- [Task material]:
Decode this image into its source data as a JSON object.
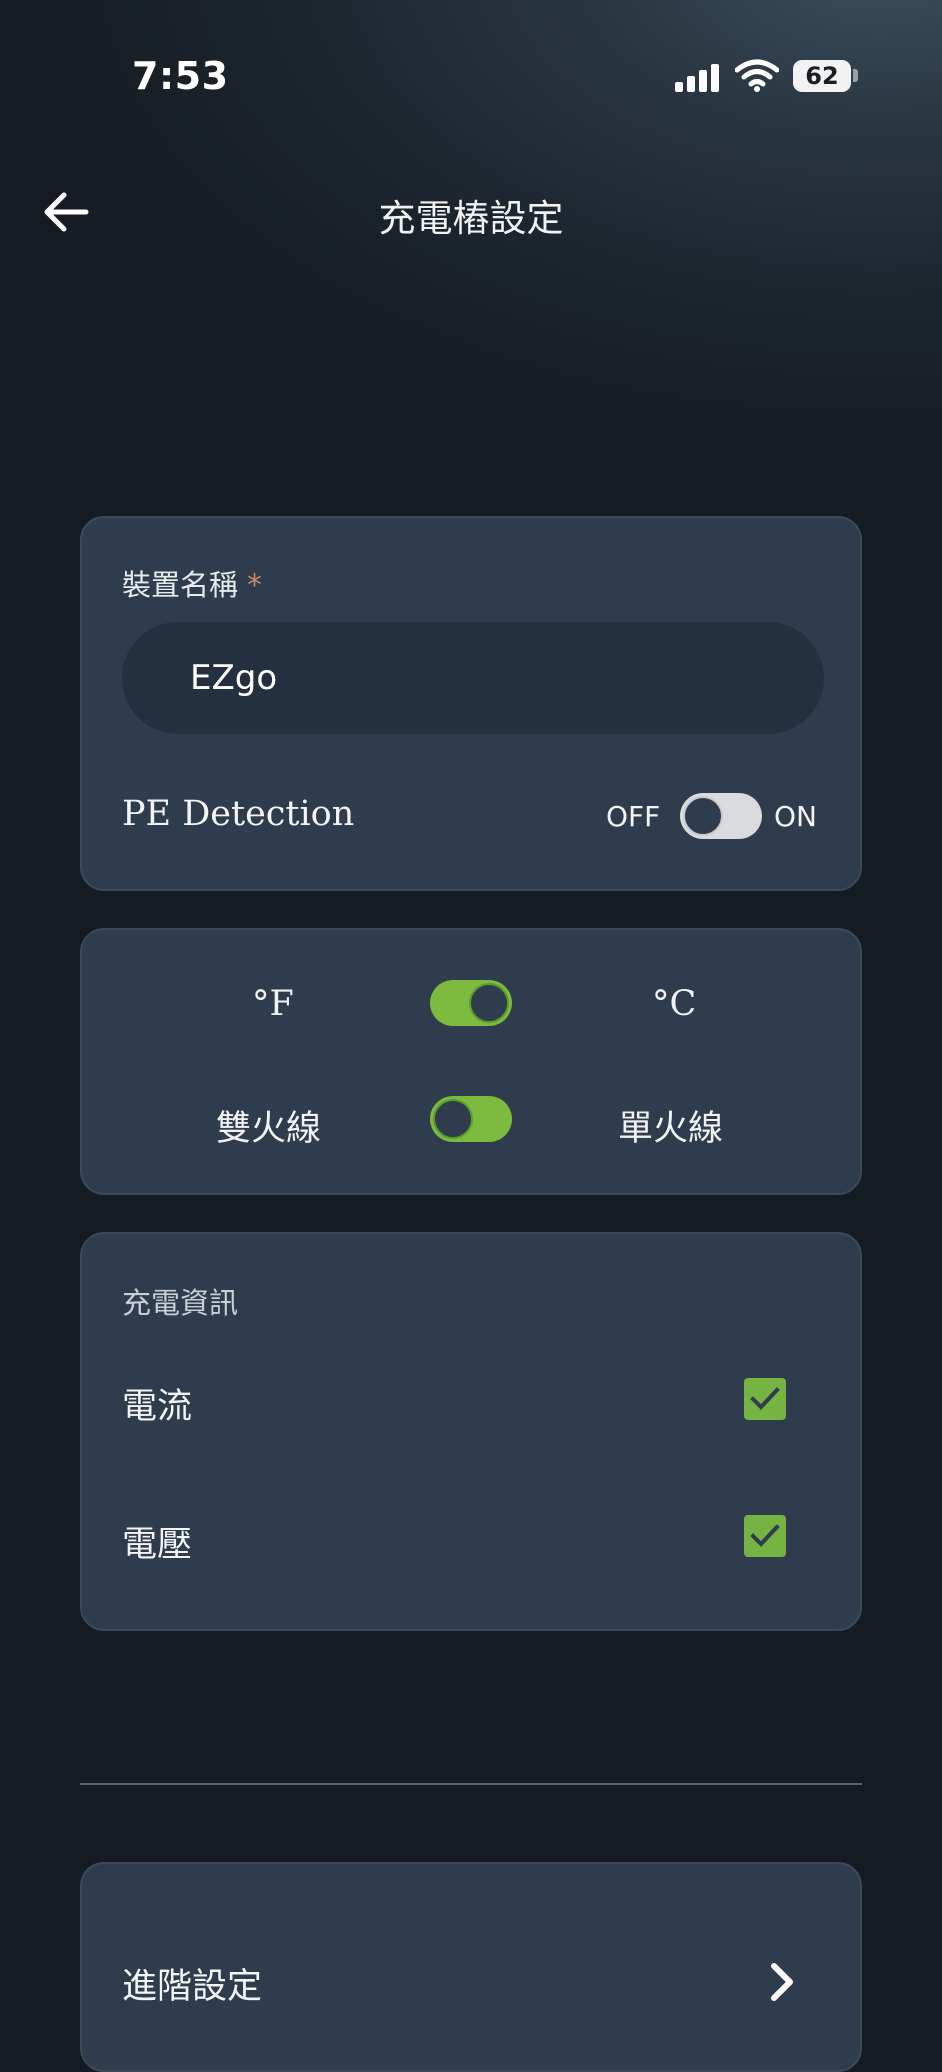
{
  "status_bar": {
    "time": "7:53",
    "battery": "62"
  },
  "header": {
    "title": "充電樁設定"
  },
  "device": {
    "name_label": "裝置名稱",
    "required_mark": "*",
    "name_value": "EZgo",
    "pe_detection_label": "PE Detection",
    "pe_off_label": "OFF",
    "pe_on_label": "ON",
    "pe_detection_on": false
  },
  "units": {
    "fahrenheit_label": "°F",
    "celsius_label": "°C",
    "temperature_unit": "°C",
    "dual_live_label": "雙火線",
    "single_live_label": "單火線",
    "live_wire_mode": "雙火線"
  },
  "charging_info": {
    "section_label": "充電資訊",
    "items": [
      {
        "label": "電流",
        "checked": true
      },
      {
        "label": "電壓",
        "checked": true
      }
    ]
  },
  "advanced": {
    "label": "進階設定"
  },
  "colors": {
    "accent_green": "#7cbb3f",
    "card_bg": "#2f3c4d",
    "page_bg": "#151b22"
  }
}
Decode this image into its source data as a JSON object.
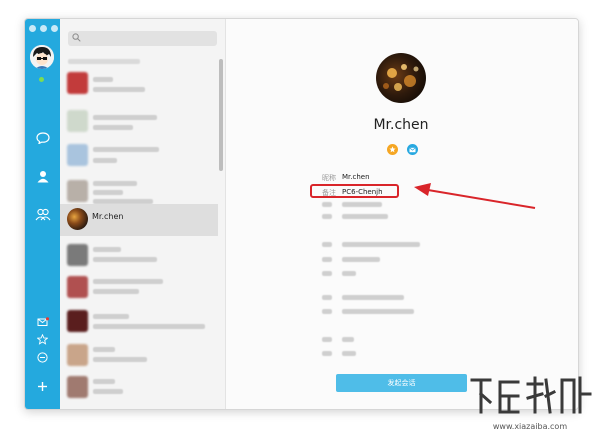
{
  "contact": {
    "display_name": "Mr.chen",
    "nickname_label": "昵称",
    "nickname_value": "Mr.chen",
    "remark_label": "备注",
    "remark_value": "PC6-Chenjh"
  },
  "contact_list": {
    "selected_name": "Mr.chen"
  },
  "actions": {
    "start_chat": "发起会话"
  },
  "icons": {
    "sidebar": [
      "chat-icon",
      "contacts-icon",
      "groups-icon",
      "mail-icon",
      "star-icon",
      "minus-icon",
      "add-icon"
    ],
    "profile_badges": [
      "star-badge-icon",
      "mail-badge-icon"
    ]
  },
  "colors": {
    "sidebar": "#24a9de",
    "highlight": "#d9252a",
    "button": "#4fbde8"
  },
  "watermark": {
    "domain": "www.xiazaiba.com"
  }
}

- [Stated task]: Repeat the preceding records precisely, and leave every picture out of the copy.

- [Worked solution]:
Decode this image into its source data as a JSON object.
{
  "status_bar": {
    "time": "7:53",
    "battery": "62"
  },
  "header": {
    "title": "充電樁設定"
  },
  "device": {
    "name_label": "裝置名稱",
    "required_mark": "*",
    "name_value": "EZgo",
    "pe_detection_label": "PE Detection",
    "pe_off_label": "OFF",
    "pe_on_label": "ON",
    "pe_detection_on": false
  },
  "units": {
    "fahrenheit_label": "°F",
    "celsius_label": "°C",
    "temperature_unit": "°C",
    "dual_live_label": "雙火線",
    "single_live_label": "單火線",
    "live_wire_mode": "雙火線"
  },
  "charging_info": {
    "section_label": "充電資訊",
    "items": [
      {
        "label": "電流",
        "checked": true
      },
      {
        "label": "電壓",
        "checked": true
      }
    ]
  },
  "advanced": {
    "label": "進階設定"
  },
  "colors": {
    "accent_green": "#7cbb3f",
    "card_bg": "#2f3c4d",
    "page_bg": "#151b22"
  }
}
Decode this image into its source data as a JSON object.
{
  "contact": {
    "display_name": "Mr.chen",
    "nickname_label": "昵称",
    "nickname_value": "Mr.chen",
    "remark_label": "备注",
    "remark_value": "PC6-Chenjh"
  },
  "contact_list": {
    "selected_name": "Mr.chen"
  },
  "actions": {
    "start_chat": "发起会话"
  },
  "icons": {
    "sidebar": [
      "chat-icon",
      "contacts-icon",
      "groups-icon",
      "mail-icon",
      "star-icon",
      "minus-icon",
      "add-icon"
    ],
    "profile_badges": [
      "star-badge-icon",
      "mail-badge-icon"
    ]
  },
  "colors": {
    "sidebar": "#24a9de",
    "highlight": "#d9252a",
    "button": "#4fbde8"
  },
  "watermark": {
    "domain": "www.xiazaiba.com"
  }
}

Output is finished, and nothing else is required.